-- Begin DATA SUPPLIED --

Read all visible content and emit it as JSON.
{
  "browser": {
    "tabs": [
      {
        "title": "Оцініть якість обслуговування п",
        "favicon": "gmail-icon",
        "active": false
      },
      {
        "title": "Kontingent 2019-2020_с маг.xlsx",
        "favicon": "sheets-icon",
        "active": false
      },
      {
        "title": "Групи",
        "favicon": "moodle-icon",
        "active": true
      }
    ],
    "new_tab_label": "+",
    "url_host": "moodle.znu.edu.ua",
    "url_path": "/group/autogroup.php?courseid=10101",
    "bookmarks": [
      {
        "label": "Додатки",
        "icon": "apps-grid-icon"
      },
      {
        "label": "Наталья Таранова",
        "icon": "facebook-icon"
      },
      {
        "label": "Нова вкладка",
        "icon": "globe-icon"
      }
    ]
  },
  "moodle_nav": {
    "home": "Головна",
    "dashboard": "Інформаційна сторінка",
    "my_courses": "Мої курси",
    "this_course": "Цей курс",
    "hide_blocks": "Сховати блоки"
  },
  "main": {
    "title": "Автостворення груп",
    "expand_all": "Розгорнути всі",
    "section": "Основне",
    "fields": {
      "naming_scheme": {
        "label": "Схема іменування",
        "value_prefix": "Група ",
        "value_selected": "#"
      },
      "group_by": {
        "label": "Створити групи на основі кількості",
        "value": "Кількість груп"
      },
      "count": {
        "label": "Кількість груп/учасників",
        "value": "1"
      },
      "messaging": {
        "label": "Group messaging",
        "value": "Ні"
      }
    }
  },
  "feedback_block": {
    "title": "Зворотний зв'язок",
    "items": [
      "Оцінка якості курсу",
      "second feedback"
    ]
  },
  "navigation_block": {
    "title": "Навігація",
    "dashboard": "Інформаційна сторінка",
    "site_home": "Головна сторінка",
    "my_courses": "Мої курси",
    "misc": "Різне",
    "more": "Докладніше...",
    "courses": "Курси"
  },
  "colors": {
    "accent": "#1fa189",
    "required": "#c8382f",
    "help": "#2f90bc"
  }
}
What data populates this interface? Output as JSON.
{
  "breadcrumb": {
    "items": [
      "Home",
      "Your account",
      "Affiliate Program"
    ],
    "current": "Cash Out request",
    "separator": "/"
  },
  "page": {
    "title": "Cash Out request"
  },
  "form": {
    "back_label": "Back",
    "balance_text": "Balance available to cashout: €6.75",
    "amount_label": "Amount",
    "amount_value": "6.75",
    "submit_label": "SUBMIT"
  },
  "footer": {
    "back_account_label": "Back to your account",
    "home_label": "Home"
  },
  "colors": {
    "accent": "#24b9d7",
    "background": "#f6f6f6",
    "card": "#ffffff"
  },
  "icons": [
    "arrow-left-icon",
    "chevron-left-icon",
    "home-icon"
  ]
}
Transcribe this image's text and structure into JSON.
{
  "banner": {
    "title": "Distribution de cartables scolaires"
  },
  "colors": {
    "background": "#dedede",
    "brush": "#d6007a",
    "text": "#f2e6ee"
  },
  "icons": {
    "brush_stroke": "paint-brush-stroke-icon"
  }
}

-- End DATA SUPPLIED --

_PROBLEM_
Identify all lines where the word "JSON" shows up. Copy them.

_SOLVED EXERCISE_
Read all visible content and emit it as JSON.
What data populates this interface? Output as JSON.
Transcribe this image's text and structure into JSON.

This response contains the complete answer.